**Given exercise**. Pictures stay out of your copy, but everything else in the records below must be repeated exactly.

**Provided material**.
******

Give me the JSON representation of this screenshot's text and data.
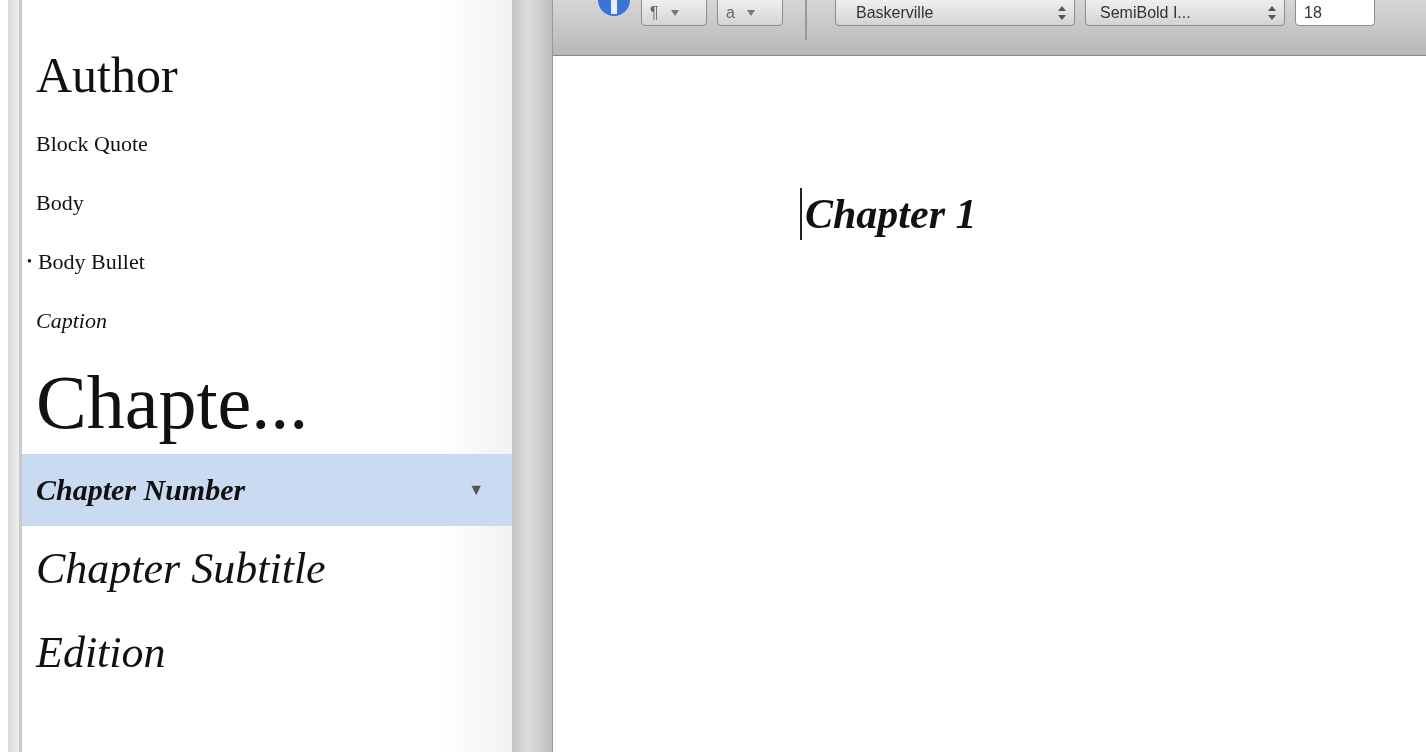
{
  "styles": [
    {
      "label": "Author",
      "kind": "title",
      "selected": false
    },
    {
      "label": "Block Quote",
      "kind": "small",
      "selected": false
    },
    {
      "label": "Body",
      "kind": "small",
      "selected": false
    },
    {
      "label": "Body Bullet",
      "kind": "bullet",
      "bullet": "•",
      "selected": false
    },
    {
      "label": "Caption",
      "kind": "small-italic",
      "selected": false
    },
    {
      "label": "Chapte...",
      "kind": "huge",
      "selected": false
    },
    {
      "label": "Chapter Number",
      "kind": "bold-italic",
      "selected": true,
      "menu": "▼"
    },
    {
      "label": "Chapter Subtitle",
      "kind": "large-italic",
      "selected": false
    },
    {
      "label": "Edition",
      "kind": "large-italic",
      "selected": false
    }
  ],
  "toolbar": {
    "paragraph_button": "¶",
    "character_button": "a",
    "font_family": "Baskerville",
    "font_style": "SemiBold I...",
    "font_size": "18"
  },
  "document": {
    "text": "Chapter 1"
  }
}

******

**Task solution**.
Give me the JSON representation of this screenshot's text and data.
{
  "styles": [
    {
      "label": "Author",
      "kind": "title",
      "selected": false
    },
    {
      "label": "Block Quote",
      "kind": "small",
      "selected": false
    },
    {
      "label": "Body",
      "kind": "small",
      "selected": false
    },
    {
      "label": "Body Bullet",
      "kind": "bullet",
      "bullet": "•",
      "selected": false
    },
    {
      "label": "Caption",
      "kind": "small-italic",
      "selected": false
    },
    {
      "label": "Chapte...",
      "kind": "huge",
      "selected": false
    },
    {
      "label": "Chapter Number",
      "kind": "bold-italic",
      "selected": true,
      "menu": "▼"
    },
    {
      "label": "Chapter Subtitle",
      "kind": "large-italic",
      "selected": false
    },
    {
      "label": "Edition",
      "kind": "large-italic",
      "selected": false
    }
  ],
  "toolbar": {
    "paragraph_button": "¶",
    "character_button": "a",
    "font_family": "Baskerville",
    "font_style": "SemiBold I...",
    "font_size": "18"
  },
  "document": {
    "text": "Chapter 1"
  }
}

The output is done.